- What you will do
Retype every entry in its entirety, without alteration.

- Record excerpts

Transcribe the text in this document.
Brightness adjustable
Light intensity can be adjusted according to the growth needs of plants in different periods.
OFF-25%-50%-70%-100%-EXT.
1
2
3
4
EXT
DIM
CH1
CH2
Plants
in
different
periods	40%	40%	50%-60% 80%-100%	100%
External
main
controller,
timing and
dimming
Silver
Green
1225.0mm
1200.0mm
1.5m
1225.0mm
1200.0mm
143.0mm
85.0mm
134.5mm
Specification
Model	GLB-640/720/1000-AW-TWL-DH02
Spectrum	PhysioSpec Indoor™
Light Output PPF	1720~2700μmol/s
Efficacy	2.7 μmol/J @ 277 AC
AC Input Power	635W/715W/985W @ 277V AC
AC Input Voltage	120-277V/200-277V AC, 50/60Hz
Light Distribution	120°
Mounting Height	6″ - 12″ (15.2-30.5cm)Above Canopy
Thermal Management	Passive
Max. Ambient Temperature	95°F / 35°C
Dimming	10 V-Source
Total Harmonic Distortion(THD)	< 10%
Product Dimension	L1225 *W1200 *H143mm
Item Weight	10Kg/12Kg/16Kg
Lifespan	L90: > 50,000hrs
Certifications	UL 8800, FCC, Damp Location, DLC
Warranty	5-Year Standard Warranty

- Result
Transcribe the text in this document.
Brightness adjustable
Light intensity can be adjusted according to the growth needs of plants in different periods.
OFF-25%-50%-70%-100%-EXT.
1
2
3
4
EXT
DIM
CH1
CH2
Plants
in
different
periods	40%	40%	50%-60% 80%-100%	100%
External
main
controller,
timing and
dimming
Silver
Green
1225.0mm
1200.0mm
1.5m
1225.0mm
1200.0mm
143.0mm
85.0mm
134.5mm
Specification
Model	GLB-640/720/1000-AW-TWL-DH02
Spectrum	PhysioSpec Indoor™
Light Output PPF	1720~2700μmol/s
Efficacy	2.7 μmol/J @ 277 AC
AC Input Power	635W/715W/985W @ 277V AC
AC Input Voltage	120-277V/200-277V AC, 50/60Hz
Light Distribution	120°
Mounting Height	6″ - 12″ (15.2-30.5cm)Above Canopy
Thermal Management	Passive
Max. Ambient Temperature	95°F / 35°C
Dimming	10 V-Source
Total Harmonic Distortion(THD)	< 10%
Product Dimension	L1225 *W1200 *H143mm
Item Weight	10Kg/12Kg/16Kg
Lifespan	L90: > 50,000hrs
Certifications	UL 8800, FCC, Damp Location, DLC
Warranty	5-Year Standard Warranty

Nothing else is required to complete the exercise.